§ Task brief
Track down each line that has the word "prévu" and copy it.

--- Start ---

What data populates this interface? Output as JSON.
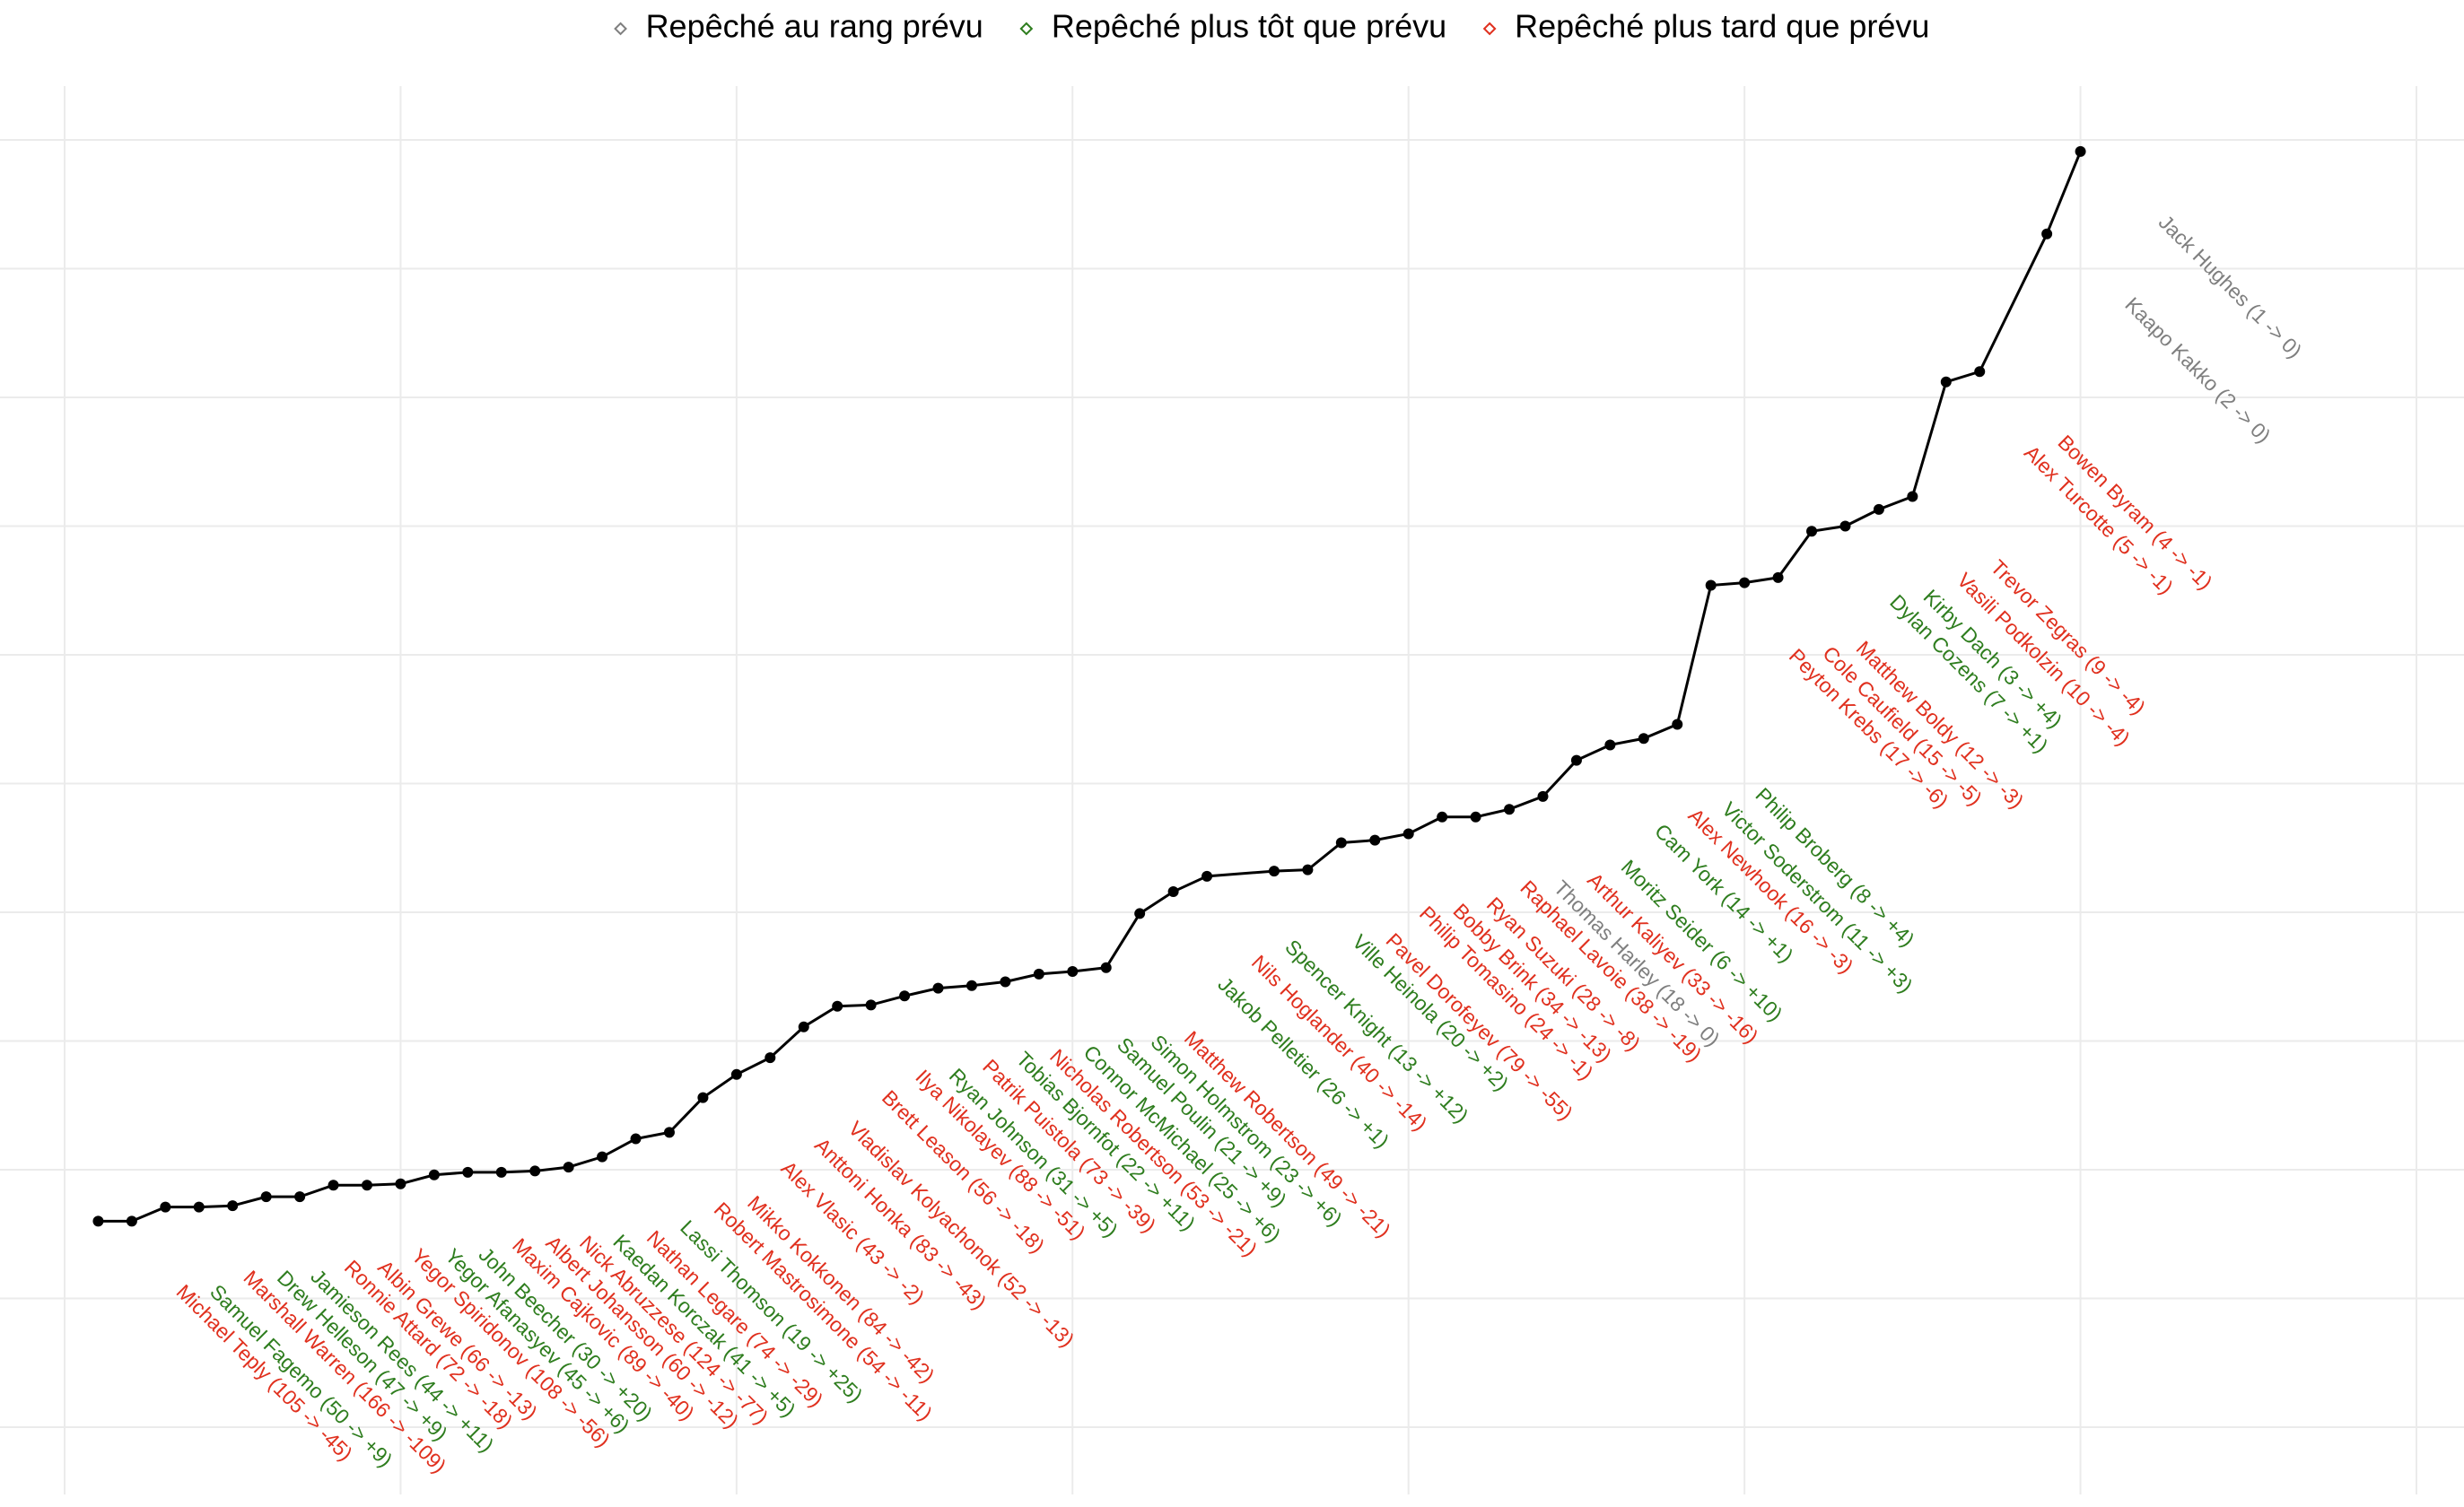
{
  "chart_data": {
    "type": "line",
    "x": [
      1,
      2,
      3,
      4,
      5,
      6,
      7,
      8,
      9,
      10,
      11,
      12,
      13,
      14,
      15,
      16,
      17,
      18,
      19,
      20,
      21,
      22,
      23,
      24,
      25,
      26,
      27,
      28,
      29,
      30,
      31,
      32,
      33,
      34,
      36,
      37,
      38,
      39,
      40,
      41,
      42,
      43,
      44,
      45,
      46,
      47,
      48,
      49,
      50,
      51,
      52,
      53,
      54,
      55,
      56,
      57,
      59,
      60
    ],
    "values": [
      1.6,
      1.6,
      1.71,
      1.71,
      1.72,
      1.79,
      1.79,
      1.88,
      1.88,
      1.89,
      1.96,
      1.98,
      1.98,
      1.99,
      2.02,
      2.1,
      2.24,
      2.29,
      2.56,
      2.74,
      2.87,
      3.11,
      3.27,
      3.28,
      3.35,
      3.41,
      3.43,
      3.46,
      3.52,
      3.54,
      3.57,
      3.99,
      4.16,
      4.28,
      4.32,
      4.33,
      4.54,
      4.56,
      4.61,
      4.74,
      4.74,
      4.8,
      4.9,
      5.18,
      5.3,
      5.35,
      5.46,
      6.54,
      6.56,
      6.6,
      6.96,
      7.0,
      7.13,
      7.23,
      8.12,
      8.2,
      9.27,
      9.91
    ],
    "labels": [
      "Michael Teply (105 -> -45)",
      "Samuel Fagemo (50 -> +9)",
      "Marshall Warren (166 -> -109)",
      "Drew Helleson (47 -> +9)",
      "Jamieson Rees (44 -> +11)",
      "Ronnie Attard (72 -> -18)",
      "Albin Grewe (66 -> -13)",
      "Yegor Spiridonov (108 -> -56)",
      "Yegor Afanasyev (45 -> +6)",
      "John Beecher (30 -> +20)",
      "Maxim Cajkovic (89 -> -40)",
      "Albert Johansson (60 -> -12)",
      "Nick Abruzzese (124 -> -77)",
      "Kaedan Korczak (41 -> +5)",
      "Nathan Legare (74 -> -29)",
      "Lassi Thomson (19 -> +25)",
      "Robert Mastrosimone (54 -> -11)",
      "Mikko Kokkonen (84 -> -42)",
      "Alex Vlasic (43 -> -2)",
      "Anttoni Honka (83 -> -43)",
      "Vladislav Kolyachonok (52 -> -13)",
      "Brett Leason (56 -> -18)",
      "Ilya Nikolayev (88 -> -51)",
      "Ryan Johnson (31 -> +5)",
      "Patrik Puistola (73 -> -39)",
      "Tobias Bjornfot (22 -> +11)",
      "Nicholas Robertson (53 -> -21)",
      "Connor McMichael (25 -> +6)",
      "Samuel Poulin (21 -> +9)",
      "Simon Holmstrom (23 -> +6)",
      "Matthew Robertson (49 -> -21)",
      "Jakob Pelletier (26 -> +1)",
      "Nils Hoglander (40 -> -14)",
      "Spencer Knight (13 -> +12)",
      "Ville Heinola (20 -> +2)",
      "Pavel Dorofeyev (79 -> -55)",
      "Philip Tomasino (24 -> -1)",
      "Bobby Brink (34 -> -13)",
      "Ryan Suzuki (28 -> -8)",
      "Raphael Lavoie (38 -> -19)",
      "Thomas Harley (18 -> 0)",
      "Arthur Kaliyev (33 -> -16)",
      "Moritz Seider (6 -> +10)",
      "Cam York (14 -> +1)",
      "Alex Newhook (16 -> -3)",
      "Victor Soderstrom (11 -> +3)",
      "Philip Broberg (8 -> +4)",
      "Peyton Krebs (17 -> -6)",
      "Cole Caufield (15 -> -5)",
      "Matthew Boldy (12 -> -3)",
      "Dylan Cozens (7 -> +1)",
      "Kirby Dach (3 -> +4)",
      "Vasili Podkolzin (10 -> -4)",
      "Trevor Zegras (9 -> -4)",
      "Alex Turcotte (5 -> -1)",
      "Bowen Byram (4 -> -1)",
      "Kaapo Kakko (2 -> 0)",
      "Jack Hughes (1 -> 0)"
    ],
    "label_groups": [
      2,
      1,
      2,
      1,
      1,
      2,
      2,
      2,
      1,
      1,
      2,
      2,
      2,
      1,
      2,
      1,
      2,
      2,
      2,
      2,
      2,
      2,
      2,
      1,
      2,
      1,
      2,
      1,
      1,
      1,
      2,
      1,
      2,
      1,
      1,
      2,
      2,
      2,
      2,
      2,
      0,
      2,
      1,
      1,
      2,
      1,
      1,
      2,
      2,
      2,
      1,
      1,
      2,
      2,
      2,
      2,
      0,
      0
    ],
    "groups": [
      {
        "name": "Repêché au rang prévu",
        "color": "#7f7f7f"
      },
      {
        "name": "Repêché plus tôt que prévu",
        "color": "#2e7d1e"
      },
      {
        "name": "Repêché plus tard que prévu",
        "color": "#e0301e"
      }
    ],
    "line_color": "#000000",
    "xlim": [
      0,
      70
    ],
    "ylim": [
      0,
      10
    ],
    "xticks": [
      0,
      10,
      20,
      30,
      40,
      50,
      60,
      70
    ],
    "yticks": [
      0,
      1,
      2,
      3,
      4,
      5,
      6,
      7,
      8,
      9,
      10
    ],
    "grid": true
  }
}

--- End ---

§ Reply
        "name": "Repêché au rang prévu",
        "name": "Repêché plus tôt que prévu",
        "name": "Repêché plus tard que prévu",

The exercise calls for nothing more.